══ Supplied material

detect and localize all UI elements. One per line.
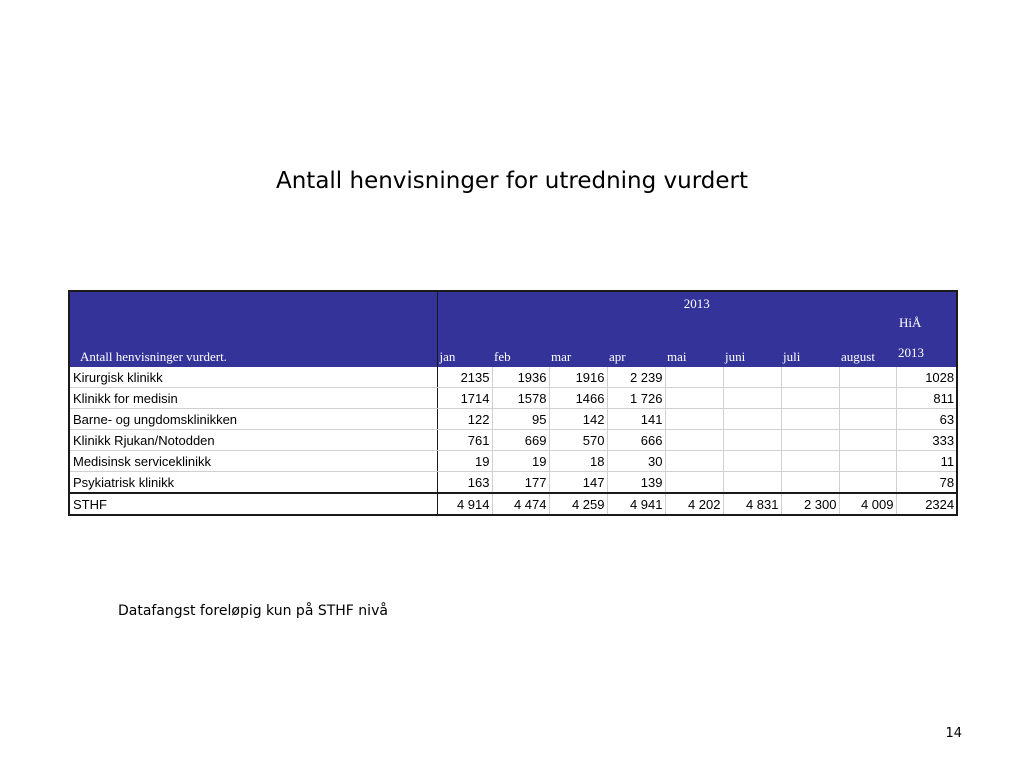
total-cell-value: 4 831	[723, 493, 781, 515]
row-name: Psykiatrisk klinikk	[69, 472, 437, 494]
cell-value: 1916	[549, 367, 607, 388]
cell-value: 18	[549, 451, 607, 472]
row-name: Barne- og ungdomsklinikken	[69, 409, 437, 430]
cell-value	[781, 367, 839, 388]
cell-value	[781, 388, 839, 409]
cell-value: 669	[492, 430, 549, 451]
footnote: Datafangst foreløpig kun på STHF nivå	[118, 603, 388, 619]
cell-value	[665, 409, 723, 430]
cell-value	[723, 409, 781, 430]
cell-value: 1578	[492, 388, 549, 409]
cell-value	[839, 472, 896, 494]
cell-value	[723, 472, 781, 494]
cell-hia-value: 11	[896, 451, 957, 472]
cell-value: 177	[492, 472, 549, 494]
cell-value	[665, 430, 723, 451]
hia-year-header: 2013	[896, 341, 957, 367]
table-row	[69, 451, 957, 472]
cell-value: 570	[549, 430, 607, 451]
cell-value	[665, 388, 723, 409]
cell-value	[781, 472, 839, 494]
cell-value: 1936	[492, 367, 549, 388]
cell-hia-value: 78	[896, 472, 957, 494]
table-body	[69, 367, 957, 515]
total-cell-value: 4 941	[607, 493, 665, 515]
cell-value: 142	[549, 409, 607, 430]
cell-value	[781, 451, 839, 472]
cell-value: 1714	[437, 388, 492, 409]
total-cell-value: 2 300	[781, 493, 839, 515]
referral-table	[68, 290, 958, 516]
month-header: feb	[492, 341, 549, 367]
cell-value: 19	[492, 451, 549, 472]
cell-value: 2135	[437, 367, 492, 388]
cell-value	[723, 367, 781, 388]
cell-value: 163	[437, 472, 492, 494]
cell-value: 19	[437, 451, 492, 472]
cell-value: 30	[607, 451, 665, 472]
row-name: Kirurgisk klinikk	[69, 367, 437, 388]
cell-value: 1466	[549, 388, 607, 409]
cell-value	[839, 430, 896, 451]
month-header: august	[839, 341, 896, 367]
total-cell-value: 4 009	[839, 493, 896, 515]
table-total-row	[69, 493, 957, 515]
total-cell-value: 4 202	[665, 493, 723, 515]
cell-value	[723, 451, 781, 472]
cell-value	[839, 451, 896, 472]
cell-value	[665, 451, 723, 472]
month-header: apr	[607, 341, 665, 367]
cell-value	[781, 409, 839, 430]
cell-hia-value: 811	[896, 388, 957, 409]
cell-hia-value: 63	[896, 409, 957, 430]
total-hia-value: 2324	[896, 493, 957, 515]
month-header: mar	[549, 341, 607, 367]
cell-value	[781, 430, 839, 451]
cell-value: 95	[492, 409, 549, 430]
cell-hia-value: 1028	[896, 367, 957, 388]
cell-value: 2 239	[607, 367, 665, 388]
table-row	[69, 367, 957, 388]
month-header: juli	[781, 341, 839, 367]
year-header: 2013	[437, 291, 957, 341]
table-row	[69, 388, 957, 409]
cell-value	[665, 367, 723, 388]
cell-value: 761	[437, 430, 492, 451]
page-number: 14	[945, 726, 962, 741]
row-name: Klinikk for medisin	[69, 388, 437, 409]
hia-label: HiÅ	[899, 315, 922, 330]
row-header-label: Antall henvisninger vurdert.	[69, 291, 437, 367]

════

## What the exercise asks
Copy out every line of the records above without any change, leaving out the picture.

## Written solution
detect and localize all UI elements. One per line.
total-cell-value: 4 831	[723, 493, 781, 515]
row-name: Psykiatrisk klinikk	[69, 472, 437, 494]
cell-value: 1916	[549, 367, 607, 388]
cell-value: 18	[549, 451, 607, 472]
row-name: Barne- og ungdomsklinikken	[69, 409, 437, 430]
cell-value	[781, 367, 839, 388]
cell-value	[781, 388, 839, 409]
cell-value: 669	[492, 430, 549, 451]
footnote: Datafangst foreløpig kun på STHF nivå	[118, 603, 388, 619]
cell-value	[665, 409, 723, 430]
cell-value	[723, 409, 781, 430]
cell-value: 1578	[492, 388, 549, 409]
cell-value	[839, 472, 896, 494]
cell-value	[723, 472, 781, 494]
cell-hia-value: 11	[896, 451, 957, 472]
cell-value: 177	[492, 472, 549, 494]
cell-value	[665, 430, 723, 451]
hia-year-header: 2013	[896, 341, 957, 367]
table-row	[69, 451, 957, 472]
cell-value: 570	[549, 430, 607, 451]
cell-value	[665, 388, 723, 409]
cell-value	[781, 472, 839, 494]
cell-value: 1936	[492, 367, 549, 388]
cell-hia-value: 78	[896, 472, 957, 494]
table-body	[69, 367, 957, 515]
total-cell-value: 4 941	[607, 493, 665, 515]
cell-value: 142	[549, 409, 607, 430]
cell-value	[781, 451, 839, 472]
cell-value: 1714	[437, 388, 492, 409]
total-cell-value: 2 300	[781, 493, 839, 515]
referral-table	[68, 290, 958, 516]
month-header: feb	[492, 341, 549, 367]
cell-value: 19	[492, 451, 549, 472]
cell-value: 2135	[437, 367, 492, 388]
cell-value	[723, 367, 781, 388]
cell-value: 163	[437, 472, 492, 494]
cell-value: 19	[437, 451, 492, 472]
cell-value: 30	[607, 451, 665, 472]
row-name: Kirurgisk klinikk	[69, 367, 437, 388]
cell-value: 1466	[549, 388, 607, 409]
cell-value	[839, 430, 896, 451]
month-header: august	[839, 341, 896, 367]
total-cell-value: 4 009	[839, 493, 896, 515]
table-total-row	[69, 493, 957, 515]
total-cell-value: 4 202	[665, 493, 723, 515]
cell-value	[723, 451, 781, 472]
cell-value	[839, 451, 896, 472]
cell-value	[665, 451, 723, 472]
month-header: apr	[607, 341, 665, 367]
cell-value	[781, 409, 839, 430]
cell-hia-value: 811	[896, 388, 957, 409]
cell-hia-value: 63	[896, 409, 957, 430]
total-hia-value: 2324	[896, 493, 957, 515]
month-header: mar	[549, 341, 607, 367]
cell-value	[781, 430, 839, 451]
cell-value: 95	[492, 409, 549, 430]
cell-hia-value: 1028	[896, 367, 957, 388]
cell-value: 2 239	[607, 367, 665, 388]
table-row	[69, 367, 957, 388]
month-header: juli	[781, 341, 839, 367]
year-header: 2013	[437, 291, 957, 341]
table-row	[69, 388, 957, 409]
cell-value	[665, 367, 723, 388]
cell-value: 761	[437, 430, 492, 451]
page-number: 14	[945, 726, 962, 741]
row-name: Klinikk for medisin	[69, 388, 437, 409]
hia-label: HiÅ	[899, 315, 922, 330]
row-header-label: Antall henvisninger vurdert.	[69, 291, 437, 367]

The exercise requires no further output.